(Task 1)
According to the November 3 Theses, how much did the Senate Democratic leader spend while being defeated?
(Task 2)
Transcribe the part of the November 3 Theses starting at "The 2004 presidential" and ending at "is political death.".
(Task 3)
Write the next part of the November 3 Theses on the Democratic Party, picking up after its final thesis.

(Excerpt to read)
------------------------------------------------
Link: Daily Kos :: Political Analysis and other daily rants on the state of the nation..

It’s amazing what you can get away with when you argue with a Southern accent.

The November 3 Theses

November 3rd Theses


“Insanity is doing the same thing over and over and expecting different results.”
– Benjamin Franklin

I.
The 2004 presidential election was lost not by John Kerry over the last several months but by the Democratic Party over the last several decades. Democrats have lost control of all three branches of government for the foreseeable future. We are now a minority party.

II.
When the Senate Democratic leader is defeated while spending $16 million attempting to get the majority of 500,000 votes, the problem is not a lack of funding or effort.

III.
The failure of the Democratic Party to connect with Americas desire for fulfillment is political death.

IV.
Democrats are now history’s spectators, Republicans its actors.

V.
The obsession with denouncing the radical conservative project as a “lie” has become a useful substitute for vision.

VI.
Renovating Democratic politics is not a question of moving to the right or talking more about religion. It is about creating a framework that once again communicates to the core needs of the American people.

VII.
America is not now, and never was, simply “the economy, stupid.” What the American people want is a deeper sense of personal meaning, a national mission, and passion in times of fear.

VIII.
Returning the Democratic Party to majority status will require a political realignment no less sweeping than that which was accomplished by conservatives over the last 40 years.

IX.
Only the breath of a serious and new moral-intellectual vision will be sufficient to resuscitate the Democratic Party.

X.
Democratic candidates will continue to lose as long as they treat Americans as rational actors who vote their “self-interest” after weighing competing offers for health care, jobs, and security.

XI.
Conservatives have spent the last 40 years getting clear about the values they represent. They have even developed a “family values” brand to represent a framework that coheres traditional prejudices around prayer in school, gun rights, restricting abortion, and restricting gay rights.

XII.
By contrast, liberal or ‘progressive’ groups and Democrats have spent the same period of time defining themselves against conservative values, even ‘morality’ in general.

XIII.
If resources continue to flow to the same leaders who have failed to construct a new vision and have thus left the Democratic Party in ruins then we can expect more of the same. And worse.

XIV.
Those who resist the process to create a new vision will be left behind.
------------------------------------------------
[Stored records]
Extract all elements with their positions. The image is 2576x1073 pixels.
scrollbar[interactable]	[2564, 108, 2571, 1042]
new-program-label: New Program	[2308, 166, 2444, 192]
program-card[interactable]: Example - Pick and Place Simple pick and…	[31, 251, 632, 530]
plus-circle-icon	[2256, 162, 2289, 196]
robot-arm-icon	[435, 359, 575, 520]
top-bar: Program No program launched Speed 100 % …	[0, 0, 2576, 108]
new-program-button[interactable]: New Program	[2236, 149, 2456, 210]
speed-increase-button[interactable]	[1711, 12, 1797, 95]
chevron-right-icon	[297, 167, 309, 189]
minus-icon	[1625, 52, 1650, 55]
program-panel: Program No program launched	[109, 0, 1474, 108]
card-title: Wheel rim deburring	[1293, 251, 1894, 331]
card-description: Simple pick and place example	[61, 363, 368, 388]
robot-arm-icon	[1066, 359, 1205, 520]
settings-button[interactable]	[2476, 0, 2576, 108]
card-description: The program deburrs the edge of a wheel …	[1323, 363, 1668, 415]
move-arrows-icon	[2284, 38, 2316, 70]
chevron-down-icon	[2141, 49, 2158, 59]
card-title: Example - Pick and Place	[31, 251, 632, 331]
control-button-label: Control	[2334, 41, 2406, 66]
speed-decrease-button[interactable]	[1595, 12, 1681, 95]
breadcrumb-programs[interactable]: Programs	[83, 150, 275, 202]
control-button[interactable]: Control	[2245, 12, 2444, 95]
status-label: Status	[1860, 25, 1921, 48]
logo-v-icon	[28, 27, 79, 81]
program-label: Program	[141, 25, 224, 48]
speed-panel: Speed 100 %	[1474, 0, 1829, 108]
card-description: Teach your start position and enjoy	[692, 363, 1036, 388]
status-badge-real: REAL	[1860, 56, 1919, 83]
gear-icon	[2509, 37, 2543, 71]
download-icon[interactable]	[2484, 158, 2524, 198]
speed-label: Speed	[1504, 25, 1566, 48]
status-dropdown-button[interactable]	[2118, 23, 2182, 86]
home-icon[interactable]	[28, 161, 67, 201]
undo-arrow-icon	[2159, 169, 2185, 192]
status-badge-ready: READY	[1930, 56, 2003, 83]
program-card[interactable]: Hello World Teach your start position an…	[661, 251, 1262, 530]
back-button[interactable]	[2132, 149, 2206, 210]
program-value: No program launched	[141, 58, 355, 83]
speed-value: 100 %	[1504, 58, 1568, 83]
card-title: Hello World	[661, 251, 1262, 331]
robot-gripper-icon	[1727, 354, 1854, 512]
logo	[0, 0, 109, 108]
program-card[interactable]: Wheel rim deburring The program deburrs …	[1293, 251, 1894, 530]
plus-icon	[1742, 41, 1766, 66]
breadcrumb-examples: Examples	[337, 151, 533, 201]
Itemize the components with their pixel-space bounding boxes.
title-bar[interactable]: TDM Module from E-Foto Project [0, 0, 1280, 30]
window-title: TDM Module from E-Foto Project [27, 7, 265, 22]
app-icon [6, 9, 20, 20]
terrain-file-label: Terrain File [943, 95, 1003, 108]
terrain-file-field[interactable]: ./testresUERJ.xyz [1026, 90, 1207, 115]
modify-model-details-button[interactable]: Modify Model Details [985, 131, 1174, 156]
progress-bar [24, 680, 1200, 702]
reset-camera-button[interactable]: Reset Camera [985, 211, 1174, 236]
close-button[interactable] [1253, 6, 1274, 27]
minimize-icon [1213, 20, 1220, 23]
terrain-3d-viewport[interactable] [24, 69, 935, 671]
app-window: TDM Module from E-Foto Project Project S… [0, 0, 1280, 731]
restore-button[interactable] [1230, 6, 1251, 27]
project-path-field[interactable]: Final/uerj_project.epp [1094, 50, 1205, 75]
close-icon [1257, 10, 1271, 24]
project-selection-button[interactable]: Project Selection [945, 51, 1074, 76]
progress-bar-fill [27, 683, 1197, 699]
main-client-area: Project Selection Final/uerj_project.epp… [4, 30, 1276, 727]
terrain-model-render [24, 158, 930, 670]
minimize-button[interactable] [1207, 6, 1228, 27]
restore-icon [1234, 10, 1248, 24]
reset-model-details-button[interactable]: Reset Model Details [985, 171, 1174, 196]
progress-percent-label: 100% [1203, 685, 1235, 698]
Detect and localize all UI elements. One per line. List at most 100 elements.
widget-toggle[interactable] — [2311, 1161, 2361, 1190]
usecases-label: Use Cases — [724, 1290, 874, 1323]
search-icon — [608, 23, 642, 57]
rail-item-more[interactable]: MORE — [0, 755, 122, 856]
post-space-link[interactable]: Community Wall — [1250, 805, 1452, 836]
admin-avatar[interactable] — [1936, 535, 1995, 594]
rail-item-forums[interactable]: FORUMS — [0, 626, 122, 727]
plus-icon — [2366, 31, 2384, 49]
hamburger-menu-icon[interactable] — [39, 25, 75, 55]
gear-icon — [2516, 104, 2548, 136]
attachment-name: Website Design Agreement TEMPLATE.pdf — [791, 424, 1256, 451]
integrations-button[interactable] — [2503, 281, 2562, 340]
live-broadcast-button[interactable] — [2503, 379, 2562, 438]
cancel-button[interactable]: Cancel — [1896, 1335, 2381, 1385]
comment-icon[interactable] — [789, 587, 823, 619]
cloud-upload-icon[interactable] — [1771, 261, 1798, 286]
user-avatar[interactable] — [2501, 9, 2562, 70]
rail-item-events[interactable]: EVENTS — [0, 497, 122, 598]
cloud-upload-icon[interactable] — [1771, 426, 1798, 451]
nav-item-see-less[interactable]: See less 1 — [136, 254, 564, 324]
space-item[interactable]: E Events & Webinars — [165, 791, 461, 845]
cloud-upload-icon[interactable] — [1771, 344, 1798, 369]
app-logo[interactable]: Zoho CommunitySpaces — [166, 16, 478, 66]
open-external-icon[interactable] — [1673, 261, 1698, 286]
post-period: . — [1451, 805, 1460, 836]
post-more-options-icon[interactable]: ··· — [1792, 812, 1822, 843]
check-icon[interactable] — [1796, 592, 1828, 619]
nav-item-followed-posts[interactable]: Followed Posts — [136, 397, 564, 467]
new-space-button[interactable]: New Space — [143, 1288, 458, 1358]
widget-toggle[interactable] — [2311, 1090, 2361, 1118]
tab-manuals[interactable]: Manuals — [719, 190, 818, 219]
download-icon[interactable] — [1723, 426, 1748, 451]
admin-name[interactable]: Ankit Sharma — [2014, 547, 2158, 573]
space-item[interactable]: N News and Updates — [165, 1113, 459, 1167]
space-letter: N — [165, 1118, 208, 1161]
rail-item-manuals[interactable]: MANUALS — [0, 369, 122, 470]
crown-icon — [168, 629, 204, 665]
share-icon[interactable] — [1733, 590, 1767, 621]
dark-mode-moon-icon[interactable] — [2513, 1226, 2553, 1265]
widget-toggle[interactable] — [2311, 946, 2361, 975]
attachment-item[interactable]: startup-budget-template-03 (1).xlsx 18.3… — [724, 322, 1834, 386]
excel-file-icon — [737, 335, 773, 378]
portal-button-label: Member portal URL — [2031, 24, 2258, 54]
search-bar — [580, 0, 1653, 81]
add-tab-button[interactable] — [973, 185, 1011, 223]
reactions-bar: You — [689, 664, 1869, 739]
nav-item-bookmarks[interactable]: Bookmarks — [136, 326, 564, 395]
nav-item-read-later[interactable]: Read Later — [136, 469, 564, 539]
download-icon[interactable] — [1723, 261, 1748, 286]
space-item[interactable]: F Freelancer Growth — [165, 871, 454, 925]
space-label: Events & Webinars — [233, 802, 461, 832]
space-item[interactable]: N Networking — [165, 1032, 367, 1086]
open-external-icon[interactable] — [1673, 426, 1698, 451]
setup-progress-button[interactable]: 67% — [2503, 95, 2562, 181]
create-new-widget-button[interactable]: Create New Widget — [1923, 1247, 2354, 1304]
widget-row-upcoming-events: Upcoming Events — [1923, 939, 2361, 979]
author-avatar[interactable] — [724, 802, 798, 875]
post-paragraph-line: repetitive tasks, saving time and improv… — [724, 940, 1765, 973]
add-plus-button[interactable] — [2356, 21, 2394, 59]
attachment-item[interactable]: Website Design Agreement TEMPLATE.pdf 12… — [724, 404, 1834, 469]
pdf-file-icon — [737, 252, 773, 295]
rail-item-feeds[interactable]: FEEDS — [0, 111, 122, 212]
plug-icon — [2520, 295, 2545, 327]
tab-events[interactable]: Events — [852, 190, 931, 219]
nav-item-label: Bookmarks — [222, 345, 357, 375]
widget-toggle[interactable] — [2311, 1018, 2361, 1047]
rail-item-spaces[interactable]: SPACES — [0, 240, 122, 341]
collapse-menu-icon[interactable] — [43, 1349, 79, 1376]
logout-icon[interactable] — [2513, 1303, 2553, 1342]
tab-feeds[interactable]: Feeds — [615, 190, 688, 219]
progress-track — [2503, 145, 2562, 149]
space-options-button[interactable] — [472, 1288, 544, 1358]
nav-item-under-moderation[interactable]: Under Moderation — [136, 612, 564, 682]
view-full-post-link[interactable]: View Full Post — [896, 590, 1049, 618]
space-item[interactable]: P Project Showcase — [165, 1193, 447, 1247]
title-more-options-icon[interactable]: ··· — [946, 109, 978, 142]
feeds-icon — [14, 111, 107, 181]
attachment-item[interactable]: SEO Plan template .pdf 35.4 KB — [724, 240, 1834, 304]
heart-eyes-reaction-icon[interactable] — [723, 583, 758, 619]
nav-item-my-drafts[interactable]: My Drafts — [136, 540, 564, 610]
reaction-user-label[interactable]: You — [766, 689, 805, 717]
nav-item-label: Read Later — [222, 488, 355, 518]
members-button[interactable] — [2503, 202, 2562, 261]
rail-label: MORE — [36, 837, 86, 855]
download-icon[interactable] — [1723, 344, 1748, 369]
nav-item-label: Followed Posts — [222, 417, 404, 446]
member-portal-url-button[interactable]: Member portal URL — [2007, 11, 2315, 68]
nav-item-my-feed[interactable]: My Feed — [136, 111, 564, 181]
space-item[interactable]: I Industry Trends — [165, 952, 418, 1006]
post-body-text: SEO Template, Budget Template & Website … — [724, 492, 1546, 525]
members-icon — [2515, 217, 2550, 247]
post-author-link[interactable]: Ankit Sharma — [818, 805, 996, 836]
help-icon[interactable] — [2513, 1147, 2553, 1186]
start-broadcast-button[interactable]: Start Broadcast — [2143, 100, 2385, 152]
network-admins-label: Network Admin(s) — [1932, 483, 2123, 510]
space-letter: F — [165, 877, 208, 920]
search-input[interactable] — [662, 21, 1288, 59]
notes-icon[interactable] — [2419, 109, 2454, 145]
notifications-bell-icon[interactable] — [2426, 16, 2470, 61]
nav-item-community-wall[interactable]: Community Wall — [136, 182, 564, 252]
------------------------------------------------
(Your response 1)
$16 million.

(Your response 2)
The 2004 presidential election was lost not by John Kerry over the last several months but by the Democratic Party over the last several decades. Democrats have lost control of all three branches of government for the foreseeable future. We are now a minority party.

II.
When the Senate Democratic leader is defeated while spending $16 million attempting to get the majority of 500,000 votes, the problem is not a lack of funding or effort.

III.
The failure of the Democratic Party to connect with Americas desire for fulfillment is political death.

(Your response 3)
XV.
Candidates who intend to win should no longer hire consultants who repeatedly lose. Those who counsel caution when dealing with the indifferent, the disaffected, and the undecided do not understand American history. Consultants who advise their clients against offering a clear and compelling vision in fear that it will be attacked should find themselves without a home in the Democratic Party. The sooner they retire, the better.

XVI.
Unconnected at a values level, the Democratic Party’s laundry list of policy proposals is a confusing and alienating hodgepodge of special interests bound together by a vague sense that ‘we’re all on the same side.’ Such a conflation demands no critical self-examination of the interest groups whose turf, and very identities, are treated as inviolable by Party chieftains.

XVII.
The progressive vision must be a direct challenge to fundamentalism in all of its forms: political, religious and economic. It must match fundamentalism’s power without replicating its authoritarianism. It must appeal to the values of liberty, equality, community, justice, unconditional love, shared prosperity, and ecological restoration, among many others.

XVIII.
Democrats serious about returning to majority status must:

  • Retire any leader who believes that we are currently on a winning path that simply needs more money and effort.
  • Define and articulate a coherent set of values of our base, and be willing to lose those allies who do not share these values.
  • Fight battles, win or lose, that define and advance our values and expand our political base.

XIX.
In despair and defeat lie the seeds of triumph and victory. In that loss lies the opportunity to define a new progressive politics for the new century.